* Begin Data listing *
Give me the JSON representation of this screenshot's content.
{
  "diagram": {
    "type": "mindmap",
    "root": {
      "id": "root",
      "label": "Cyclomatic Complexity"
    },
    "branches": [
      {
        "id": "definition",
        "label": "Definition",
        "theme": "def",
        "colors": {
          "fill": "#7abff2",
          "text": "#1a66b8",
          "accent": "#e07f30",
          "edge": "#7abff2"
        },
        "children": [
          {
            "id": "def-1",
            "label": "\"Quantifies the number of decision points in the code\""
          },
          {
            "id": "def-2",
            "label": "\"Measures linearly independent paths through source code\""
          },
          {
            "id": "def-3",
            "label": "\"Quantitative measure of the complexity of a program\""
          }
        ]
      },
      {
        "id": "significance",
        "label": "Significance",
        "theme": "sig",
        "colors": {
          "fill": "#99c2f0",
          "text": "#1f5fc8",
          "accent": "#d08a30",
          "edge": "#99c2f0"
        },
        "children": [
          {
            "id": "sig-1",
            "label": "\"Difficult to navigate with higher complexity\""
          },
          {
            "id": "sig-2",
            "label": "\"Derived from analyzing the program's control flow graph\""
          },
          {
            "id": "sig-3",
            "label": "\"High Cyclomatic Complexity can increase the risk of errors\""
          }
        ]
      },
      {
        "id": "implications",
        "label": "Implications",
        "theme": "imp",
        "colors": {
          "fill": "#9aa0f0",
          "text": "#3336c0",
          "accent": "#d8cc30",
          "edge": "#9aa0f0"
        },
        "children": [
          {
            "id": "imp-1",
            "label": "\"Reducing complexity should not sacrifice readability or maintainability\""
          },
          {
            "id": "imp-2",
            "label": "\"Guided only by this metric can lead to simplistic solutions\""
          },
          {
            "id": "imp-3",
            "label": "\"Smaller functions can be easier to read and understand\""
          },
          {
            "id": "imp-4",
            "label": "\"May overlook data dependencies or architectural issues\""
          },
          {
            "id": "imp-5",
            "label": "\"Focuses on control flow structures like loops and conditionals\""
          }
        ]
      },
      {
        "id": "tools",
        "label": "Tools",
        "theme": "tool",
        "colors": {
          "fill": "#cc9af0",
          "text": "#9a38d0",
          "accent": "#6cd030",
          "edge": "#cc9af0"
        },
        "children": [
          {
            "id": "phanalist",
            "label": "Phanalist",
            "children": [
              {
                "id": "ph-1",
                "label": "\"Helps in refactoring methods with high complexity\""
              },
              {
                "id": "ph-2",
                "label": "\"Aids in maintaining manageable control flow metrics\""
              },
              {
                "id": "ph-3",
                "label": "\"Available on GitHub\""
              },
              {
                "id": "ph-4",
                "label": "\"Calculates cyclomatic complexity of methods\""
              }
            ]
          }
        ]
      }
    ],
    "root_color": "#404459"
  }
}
* End Data listing *
#### What the exercise asks:
All of the material above needs to be retyped word for word.

#### Output for this exercise:
Give me the JSON representation of this screenshot's content.
{
  "diagram": {
    "type": "mindmap",
    "root": {
      "id": "root",
      "label": "Cyclomatic Complexity"
    },
    "branches": [
      {
        "id": "definition",
        "label": "Definition",
        "theme": "def",
        "colors": {
          "fill": "#7abff2",
          "text": "#1a66b8",
          "accent": "#e07f30",
          "edge": "#7abff2"
        },
        "children": [
          {
            "id": "def-1",
            "label": "\"Quantifies the number of decision points in the code\""
          },
          {
            "id": "def-2",
            "label": "\"Measures linearly independent paths through source code\""
          },
          {
            "id": "def-3",
            "label": "\"Quantitative measure of the complexity of a program\""
          }
        ]
      },
      {
        "id": "significance",
        "label": "Significance",
        "theme": "sig",
        "colors": {
          "fill": "#99c2f0",
          "text": "#1f5fc8",
          "accent": "#d08a30",
          "edge": "#99c2f0"
        },
        "children": [
          {
            "id": "sig-1",
            "label": "\"Difficult to navigate with higher complexity\""
          },
          {
            "id": "sig-2",
            "label": "\"Derived from analyzing the program's control flow graph\""
          },
          {
            "id": "sig-3",
            "label": "\"High Cyclomatic Complexity can increase the risk of errors\""
          }
        ]
      },
      {
        "id": "implications",
        "label": "Implications",
        "theme": "imp",
        "colors": {
          "fill": "#9aa0f0",
          "text": "#3336c0",
          "accent": "#d8cc30",
          "edge": "#9aa0f0"
        },
        "children": [
          {
            "id": "imp-1",
            "label": "\"Reducing complexity should not sacrifice readability or maintainability\""
          },
          {
            "id": "imp-2",
            "label": "\"Guided only by this metric can lead to simplistic solutions\""
          },
          {
            "id": "imp-3",
            "label": "\"Smaller functions can be easier to read and understand\""
          },
          {
            "id": "imp-4",
            "label": "\"May overlook data dependencies or architectural issues\""
          },
          {
            "id": "imp-5",
            "label": "\"Focuses on control flow structures like loops and conditionals\""
          }
        ]
      },
      {
        "id": "tools",
        "label": "Tools",
        "theme": "tool",
        "colors": {
          "fill": "#cc9af0",
          "text": "#9a38d0",
          "accent": "#6cd030",
          "edge": "#cc9af0"
        },
        "children": [
          {
            "id": "phanalist",
            "label": "Phanalist",
            "children": [
              {
                "id": "ph-1",
                "label": "\"Helps in refactoring methods with high complexity\""
              },
              {
                "id": "ph-2",
                "label": "\"Aids in maintaining manageable control flow metrics\""
              },
              {
                "id": "ph-3",
                "label": "\"Available on GitHub\""
              },
              {
                "id": "ph-4",
                "label": "\"Calculates cyclomatic complexity of methods\""
              }
            ]
          }
        ]
      }
    ],
    "root_color": "#404459"
  }
}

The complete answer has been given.